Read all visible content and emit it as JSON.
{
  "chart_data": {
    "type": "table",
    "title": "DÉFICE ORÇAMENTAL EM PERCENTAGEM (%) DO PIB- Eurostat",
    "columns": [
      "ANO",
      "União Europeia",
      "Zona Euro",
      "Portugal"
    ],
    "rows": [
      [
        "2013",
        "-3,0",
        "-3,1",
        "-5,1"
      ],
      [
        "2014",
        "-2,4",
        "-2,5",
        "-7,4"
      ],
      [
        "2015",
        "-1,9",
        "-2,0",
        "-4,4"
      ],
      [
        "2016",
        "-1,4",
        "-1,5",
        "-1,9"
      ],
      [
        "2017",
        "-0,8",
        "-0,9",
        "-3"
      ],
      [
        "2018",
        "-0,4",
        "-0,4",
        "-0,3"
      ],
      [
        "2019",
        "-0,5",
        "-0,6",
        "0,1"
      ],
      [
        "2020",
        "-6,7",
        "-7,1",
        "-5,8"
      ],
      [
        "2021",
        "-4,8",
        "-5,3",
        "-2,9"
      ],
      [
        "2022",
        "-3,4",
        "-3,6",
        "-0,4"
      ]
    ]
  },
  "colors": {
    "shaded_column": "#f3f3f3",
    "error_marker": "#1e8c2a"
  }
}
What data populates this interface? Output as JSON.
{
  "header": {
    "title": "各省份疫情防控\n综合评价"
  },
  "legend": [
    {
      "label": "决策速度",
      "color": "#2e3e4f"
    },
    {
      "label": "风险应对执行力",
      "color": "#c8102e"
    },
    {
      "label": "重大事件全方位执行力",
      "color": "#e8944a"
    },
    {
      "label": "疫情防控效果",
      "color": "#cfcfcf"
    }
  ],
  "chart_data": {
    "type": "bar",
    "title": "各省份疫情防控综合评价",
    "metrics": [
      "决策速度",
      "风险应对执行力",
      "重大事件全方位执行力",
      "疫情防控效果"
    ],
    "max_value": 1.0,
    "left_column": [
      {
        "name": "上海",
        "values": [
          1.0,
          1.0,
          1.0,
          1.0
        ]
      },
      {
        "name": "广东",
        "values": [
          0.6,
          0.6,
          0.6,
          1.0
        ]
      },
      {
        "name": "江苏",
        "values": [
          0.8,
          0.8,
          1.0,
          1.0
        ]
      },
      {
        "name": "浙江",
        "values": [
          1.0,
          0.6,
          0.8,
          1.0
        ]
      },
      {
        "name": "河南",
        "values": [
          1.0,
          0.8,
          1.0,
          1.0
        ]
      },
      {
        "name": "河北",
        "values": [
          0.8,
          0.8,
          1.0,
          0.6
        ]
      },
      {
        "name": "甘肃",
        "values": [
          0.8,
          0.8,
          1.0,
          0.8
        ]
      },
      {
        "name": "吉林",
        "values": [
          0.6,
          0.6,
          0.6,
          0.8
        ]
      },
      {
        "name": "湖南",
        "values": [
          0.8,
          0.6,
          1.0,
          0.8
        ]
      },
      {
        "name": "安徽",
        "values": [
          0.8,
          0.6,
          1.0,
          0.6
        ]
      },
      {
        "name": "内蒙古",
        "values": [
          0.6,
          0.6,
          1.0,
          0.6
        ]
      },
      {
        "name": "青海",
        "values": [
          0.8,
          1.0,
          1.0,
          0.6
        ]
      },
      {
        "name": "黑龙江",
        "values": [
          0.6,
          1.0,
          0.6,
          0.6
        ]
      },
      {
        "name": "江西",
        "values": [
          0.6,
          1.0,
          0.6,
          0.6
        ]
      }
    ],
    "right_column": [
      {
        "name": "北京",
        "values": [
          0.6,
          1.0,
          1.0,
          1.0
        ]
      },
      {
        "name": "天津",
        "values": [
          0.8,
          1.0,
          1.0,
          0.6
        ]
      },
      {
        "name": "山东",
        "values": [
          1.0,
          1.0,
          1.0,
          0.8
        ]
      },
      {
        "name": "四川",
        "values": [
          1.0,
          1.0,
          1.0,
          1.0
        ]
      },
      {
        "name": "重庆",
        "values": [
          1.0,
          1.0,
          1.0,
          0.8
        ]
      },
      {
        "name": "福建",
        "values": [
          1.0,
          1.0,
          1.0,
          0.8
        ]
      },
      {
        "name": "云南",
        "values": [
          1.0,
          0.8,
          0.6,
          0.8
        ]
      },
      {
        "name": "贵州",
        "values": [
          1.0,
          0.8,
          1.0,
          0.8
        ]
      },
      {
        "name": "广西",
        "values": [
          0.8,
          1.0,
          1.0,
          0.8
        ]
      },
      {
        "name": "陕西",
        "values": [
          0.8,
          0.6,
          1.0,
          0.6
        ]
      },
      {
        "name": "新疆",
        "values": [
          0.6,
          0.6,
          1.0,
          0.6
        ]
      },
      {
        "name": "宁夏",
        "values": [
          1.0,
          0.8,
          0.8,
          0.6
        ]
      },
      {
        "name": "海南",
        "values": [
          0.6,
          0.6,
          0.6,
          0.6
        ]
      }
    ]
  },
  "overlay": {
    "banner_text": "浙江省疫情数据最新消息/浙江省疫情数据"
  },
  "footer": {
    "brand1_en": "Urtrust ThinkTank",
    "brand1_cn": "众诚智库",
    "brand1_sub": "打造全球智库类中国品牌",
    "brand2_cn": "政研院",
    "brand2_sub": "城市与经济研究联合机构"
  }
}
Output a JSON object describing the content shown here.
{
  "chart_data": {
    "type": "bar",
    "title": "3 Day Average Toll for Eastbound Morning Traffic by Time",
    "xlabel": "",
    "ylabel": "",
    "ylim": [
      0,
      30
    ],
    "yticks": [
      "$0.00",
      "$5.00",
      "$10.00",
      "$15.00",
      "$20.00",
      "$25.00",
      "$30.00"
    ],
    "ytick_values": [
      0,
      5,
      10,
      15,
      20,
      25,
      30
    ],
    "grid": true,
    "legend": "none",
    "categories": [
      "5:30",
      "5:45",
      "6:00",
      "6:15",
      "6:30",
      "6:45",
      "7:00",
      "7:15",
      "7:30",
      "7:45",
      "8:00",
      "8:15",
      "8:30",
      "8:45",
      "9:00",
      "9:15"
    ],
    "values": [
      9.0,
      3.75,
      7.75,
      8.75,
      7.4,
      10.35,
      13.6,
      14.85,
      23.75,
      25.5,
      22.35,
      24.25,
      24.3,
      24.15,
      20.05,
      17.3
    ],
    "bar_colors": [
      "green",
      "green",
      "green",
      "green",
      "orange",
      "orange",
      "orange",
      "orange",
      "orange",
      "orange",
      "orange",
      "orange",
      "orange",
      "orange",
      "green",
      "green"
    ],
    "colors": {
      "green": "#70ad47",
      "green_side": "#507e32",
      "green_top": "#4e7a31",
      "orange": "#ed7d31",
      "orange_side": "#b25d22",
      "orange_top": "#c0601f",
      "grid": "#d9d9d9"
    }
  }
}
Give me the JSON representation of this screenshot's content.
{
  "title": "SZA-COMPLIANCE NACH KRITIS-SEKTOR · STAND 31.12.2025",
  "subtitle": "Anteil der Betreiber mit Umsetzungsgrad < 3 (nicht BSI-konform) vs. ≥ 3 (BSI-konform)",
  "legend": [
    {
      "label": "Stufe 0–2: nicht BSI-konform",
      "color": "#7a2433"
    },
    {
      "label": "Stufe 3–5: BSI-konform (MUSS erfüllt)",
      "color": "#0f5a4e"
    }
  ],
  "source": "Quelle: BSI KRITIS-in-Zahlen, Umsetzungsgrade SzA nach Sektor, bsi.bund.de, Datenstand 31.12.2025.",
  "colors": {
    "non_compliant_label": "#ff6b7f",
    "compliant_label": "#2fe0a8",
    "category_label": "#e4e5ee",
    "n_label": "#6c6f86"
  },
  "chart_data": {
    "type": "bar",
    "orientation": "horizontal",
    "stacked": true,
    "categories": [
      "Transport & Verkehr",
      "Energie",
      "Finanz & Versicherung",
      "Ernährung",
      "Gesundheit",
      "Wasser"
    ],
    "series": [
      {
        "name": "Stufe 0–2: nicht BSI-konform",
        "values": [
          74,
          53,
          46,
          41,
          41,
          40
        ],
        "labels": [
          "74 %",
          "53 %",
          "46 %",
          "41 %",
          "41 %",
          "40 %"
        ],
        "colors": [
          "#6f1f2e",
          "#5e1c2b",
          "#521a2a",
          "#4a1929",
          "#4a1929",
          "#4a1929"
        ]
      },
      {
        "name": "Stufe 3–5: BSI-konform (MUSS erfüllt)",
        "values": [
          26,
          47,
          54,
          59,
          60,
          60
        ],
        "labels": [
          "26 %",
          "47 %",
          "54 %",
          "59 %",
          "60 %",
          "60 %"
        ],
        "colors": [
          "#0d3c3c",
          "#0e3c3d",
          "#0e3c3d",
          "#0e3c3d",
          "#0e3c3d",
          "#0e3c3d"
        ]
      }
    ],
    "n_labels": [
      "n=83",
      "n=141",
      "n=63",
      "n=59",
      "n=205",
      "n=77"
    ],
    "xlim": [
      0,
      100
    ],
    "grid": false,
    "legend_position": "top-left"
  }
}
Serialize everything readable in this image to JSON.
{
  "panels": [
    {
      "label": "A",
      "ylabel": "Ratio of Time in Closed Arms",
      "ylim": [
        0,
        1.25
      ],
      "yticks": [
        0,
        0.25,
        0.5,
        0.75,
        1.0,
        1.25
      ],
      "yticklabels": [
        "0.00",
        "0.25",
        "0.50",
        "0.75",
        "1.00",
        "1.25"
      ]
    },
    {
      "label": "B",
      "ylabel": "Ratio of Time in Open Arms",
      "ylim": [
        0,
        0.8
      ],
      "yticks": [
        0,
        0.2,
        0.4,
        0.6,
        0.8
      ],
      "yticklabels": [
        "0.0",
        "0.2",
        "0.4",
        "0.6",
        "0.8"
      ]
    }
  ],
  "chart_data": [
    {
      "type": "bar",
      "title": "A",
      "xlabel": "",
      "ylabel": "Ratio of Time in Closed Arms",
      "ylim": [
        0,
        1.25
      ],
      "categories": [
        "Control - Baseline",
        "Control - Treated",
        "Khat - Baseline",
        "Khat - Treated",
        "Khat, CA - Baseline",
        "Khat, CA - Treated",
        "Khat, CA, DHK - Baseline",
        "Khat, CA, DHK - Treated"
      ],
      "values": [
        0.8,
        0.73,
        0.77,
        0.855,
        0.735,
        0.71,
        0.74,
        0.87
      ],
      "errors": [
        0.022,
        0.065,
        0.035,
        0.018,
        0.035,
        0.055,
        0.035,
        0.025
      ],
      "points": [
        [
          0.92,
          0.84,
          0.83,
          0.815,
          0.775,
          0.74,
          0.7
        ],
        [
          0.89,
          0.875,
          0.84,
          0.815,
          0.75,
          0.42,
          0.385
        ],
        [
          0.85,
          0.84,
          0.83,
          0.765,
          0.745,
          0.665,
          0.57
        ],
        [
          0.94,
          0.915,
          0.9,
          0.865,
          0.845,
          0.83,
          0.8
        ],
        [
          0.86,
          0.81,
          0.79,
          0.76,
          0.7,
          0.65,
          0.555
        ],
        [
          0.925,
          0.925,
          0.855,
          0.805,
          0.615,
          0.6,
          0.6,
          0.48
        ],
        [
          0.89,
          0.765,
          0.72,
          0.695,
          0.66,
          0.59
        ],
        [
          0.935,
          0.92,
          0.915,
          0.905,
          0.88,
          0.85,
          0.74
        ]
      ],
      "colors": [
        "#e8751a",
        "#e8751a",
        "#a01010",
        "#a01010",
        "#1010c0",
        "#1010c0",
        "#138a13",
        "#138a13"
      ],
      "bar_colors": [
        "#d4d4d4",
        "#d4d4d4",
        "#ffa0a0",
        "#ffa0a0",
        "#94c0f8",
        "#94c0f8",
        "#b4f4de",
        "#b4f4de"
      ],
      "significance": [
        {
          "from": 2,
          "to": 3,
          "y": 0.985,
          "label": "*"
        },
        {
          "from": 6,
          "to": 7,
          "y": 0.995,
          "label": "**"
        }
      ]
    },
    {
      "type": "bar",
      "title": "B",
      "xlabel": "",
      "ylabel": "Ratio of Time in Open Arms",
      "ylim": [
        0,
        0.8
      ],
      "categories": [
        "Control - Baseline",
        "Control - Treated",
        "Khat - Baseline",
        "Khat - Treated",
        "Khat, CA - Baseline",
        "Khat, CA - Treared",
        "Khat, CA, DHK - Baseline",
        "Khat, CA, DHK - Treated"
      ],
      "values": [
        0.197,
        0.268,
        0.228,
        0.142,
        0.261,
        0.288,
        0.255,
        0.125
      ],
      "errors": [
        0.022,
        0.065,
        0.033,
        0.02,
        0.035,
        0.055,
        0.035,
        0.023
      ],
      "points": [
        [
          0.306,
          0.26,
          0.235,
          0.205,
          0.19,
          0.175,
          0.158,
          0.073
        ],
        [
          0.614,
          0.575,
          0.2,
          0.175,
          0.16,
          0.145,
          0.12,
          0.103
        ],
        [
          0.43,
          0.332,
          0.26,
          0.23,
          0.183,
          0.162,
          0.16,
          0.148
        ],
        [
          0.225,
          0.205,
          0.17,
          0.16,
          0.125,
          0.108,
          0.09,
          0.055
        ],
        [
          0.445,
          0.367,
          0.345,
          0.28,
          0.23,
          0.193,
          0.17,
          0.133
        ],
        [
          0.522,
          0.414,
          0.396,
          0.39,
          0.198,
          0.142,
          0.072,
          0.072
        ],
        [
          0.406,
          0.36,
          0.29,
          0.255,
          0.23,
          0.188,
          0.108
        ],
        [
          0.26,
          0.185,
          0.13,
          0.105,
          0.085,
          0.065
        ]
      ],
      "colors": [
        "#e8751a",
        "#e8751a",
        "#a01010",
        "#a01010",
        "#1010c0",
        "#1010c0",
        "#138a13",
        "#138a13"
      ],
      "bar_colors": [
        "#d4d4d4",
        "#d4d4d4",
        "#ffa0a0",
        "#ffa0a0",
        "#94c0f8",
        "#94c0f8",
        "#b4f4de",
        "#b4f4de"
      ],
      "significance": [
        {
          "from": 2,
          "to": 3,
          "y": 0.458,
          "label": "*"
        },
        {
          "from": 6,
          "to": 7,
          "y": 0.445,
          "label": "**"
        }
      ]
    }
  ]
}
----
INSTRUCTIONS FOR THE TASK - From the entries, copy out each line containing the word "this".

THE ANSWER -
What data populates this interface? Output as JSON.
Give me the JSON representation of this screenshot's content.
Serialize everything readable in this image to JSON.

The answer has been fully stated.